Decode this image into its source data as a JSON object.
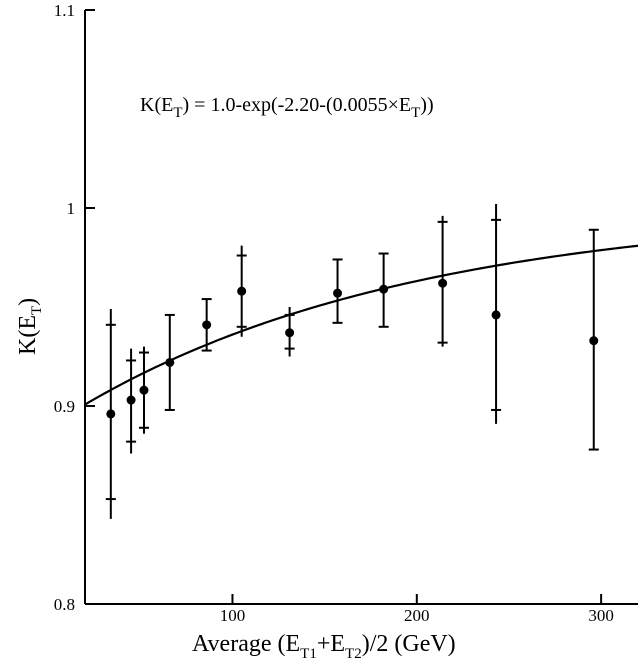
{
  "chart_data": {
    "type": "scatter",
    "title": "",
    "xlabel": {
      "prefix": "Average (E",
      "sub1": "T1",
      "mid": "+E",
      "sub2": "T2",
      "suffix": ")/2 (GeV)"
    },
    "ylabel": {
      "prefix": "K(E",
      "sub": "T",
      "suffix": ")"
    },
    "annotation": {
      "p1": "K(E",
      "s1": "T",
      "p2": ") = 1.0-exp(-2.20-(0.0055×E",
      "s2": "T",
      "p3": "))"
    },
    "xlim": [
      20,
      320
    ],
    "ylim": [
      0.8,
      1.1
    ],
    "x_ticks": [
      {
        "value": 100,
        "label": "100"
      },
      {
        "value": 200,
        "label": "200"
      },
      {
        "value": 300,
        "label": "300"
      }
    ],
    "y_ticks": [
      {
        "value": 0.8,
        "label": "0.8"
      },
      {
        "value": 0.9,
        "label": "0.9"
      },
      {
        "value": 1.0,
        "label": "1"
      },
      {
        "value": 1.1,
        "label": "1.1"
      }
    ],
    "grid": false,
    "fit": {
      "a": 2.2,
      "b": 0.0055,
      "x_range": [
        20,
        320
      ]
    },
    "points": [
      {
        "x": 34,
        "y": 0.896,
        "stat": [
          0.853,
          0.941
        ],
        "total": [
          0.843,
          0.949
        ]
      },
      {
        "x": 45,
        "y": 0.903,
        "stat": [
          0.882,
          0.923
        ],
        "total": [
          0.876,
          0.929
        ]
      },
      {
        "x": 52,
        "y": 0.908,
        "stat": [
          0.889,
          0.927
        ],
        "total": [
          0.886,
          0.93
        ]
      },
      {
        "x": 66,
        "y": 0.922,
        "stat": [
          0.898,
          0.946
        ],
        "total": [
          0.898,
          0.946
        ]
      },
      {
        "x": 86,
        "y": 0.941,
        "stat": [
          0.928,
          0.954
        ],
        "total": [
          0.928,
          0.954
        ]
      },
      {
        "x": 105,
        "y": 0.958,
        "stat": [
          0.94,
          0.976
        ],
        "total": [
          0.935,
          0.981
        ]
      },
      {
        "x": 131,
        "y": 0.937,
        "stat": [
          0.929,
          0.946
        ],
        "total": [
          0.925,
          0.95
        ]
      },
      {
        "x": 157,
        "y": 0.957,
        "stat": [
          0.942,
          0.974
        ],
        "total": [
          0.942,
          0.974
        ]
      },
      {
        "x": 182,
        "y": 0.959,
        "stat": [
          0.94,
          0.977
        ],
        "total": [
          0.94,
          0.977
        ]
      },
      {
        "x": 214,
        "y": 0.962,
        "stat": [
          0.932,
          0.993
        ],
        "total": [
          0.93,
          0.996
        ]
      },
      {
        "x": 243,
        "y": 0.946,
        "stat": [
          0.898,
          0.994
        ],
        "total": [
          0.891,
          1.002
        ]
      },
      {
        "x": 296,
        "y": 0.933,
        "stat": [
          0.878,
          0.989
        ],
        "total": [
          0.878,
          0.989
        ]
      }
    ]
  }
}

--

_SHORT TASK_. Reproduce the entries exactly. Do not carry over any picture.

_RESULT_.
Decode this image into its source data as a JSON object.
{
  "chart_data": {
    "type": "scatter",
    "title": "",
    "xlabel": {
      "prefix": "Average (E",
      "sub1": "T1",
      "mid": "+E",
      "sub2": "T2",
      "suffix": ")/2 (GeV)"
    },
    "ylabel": {
      "prefix": "K(E",
      "sub": "T",
      "suffix": ")"
    },
    "annotation": {
      "p1": "K(E",
      "s1": "T",
      "p2": ") = 1.0-exp(-2.20-(0.0055×E",
      "s2": "T",
      "p3": "))"
    },
    "xlim": [
      20,
      320
    ],
    "ylim": [
      0.8,
      1.1
    ],
    "x_ticks": [
      {
        "value": 100,
        "label": "100"
      },
      {
        "value": 200,
        "label": "200"
      },
      {
        "value": 300,
        "label": "300"
      }
    ],
    "y_ticks": [
      {
        "value": 0.8,
        "label": "0.8"
      },
      {
        "value": 0.9,
        "label": "0.9"
      },
      {
        "value": 1.0,
        "label": "1"
      },
      {
        "value": 1.1,
        "label": "1.1"
      }
    ],
    "grid": false,
    "fit": {
      "a": 2.2,
      "b": 0.0055,
      "x_range": [
        20,
        320
      ]
    },
    "points": [
      {
        "x": 34,
        "y": 0.896,
        "stat": [
          0.853,
          0.941
        ],
        "total": [
          0.843,
          0.949
        ]
      },
      {
        "x": 45,
        "y": 0.903,
        "stat": [
          0.882,
          0.923
        ],
        "total": [
          0.876,
          0.929
        ]
      },
      {
        "x": 52,
        "y": 0.908,
        "stat": [
          0.889,
          0.927
        ],
        "total": [
          0.886,
          0.93
        ]
      },
      {
        "x": 66,
        "y": 0.922,
        "stat": [
          0.898,
          0.946
        ],
        "total": [
          0.898,
          0.946
        ]
      },
      {
        "x": 86,
        "y": 0.941,
        "stat": [
          0.928,
          0.954
        ],
        "total": [
          0.928,
          0.954
        ]
      },
      {
        "x": 105,
        "y": 0.958,
        "stat": [
          0.94,
          0.976
        ],
        "total": [
          0.935,
          0.981
        ]
      },
      {
        "x": 131,
        "y": 0.937,
        "stat": [
          0.929,
          0.946
        ],
        "total": [
          0.925,
          0.95
        ]
      },
      {
        "x": 157,
        "y": 0.957,
        "stat": [
          0.942,
          0.974
        ],
        "total": [
          0.942,
          0.974
        ]
      },
      {
        "x": 182,
        "y": 0.959,
        "stat": [
          0.94,
          0.977
        ],
        "total": [
          0.94,
          0.977
        ]
      },
      {
        "x": 214,
        "y": 0.962,
        "stat": [
          0.932,
          0.993
        ],
        "total": [
          0.93,
          0.996
        ]
      },
      {
        "x": 243,
        "y": 0.946,
        "stat": [
          0.898,
          0.994
        ],
        "total": [
          0.891,
          1.002
        ]
      },
      {
        "x": 296,
        "y": 0.933,
        "stat": [
          0.878,
          0.989
        ],
        "total": [
          0.878,
          0.989
        ]
      }
    ]
  }
}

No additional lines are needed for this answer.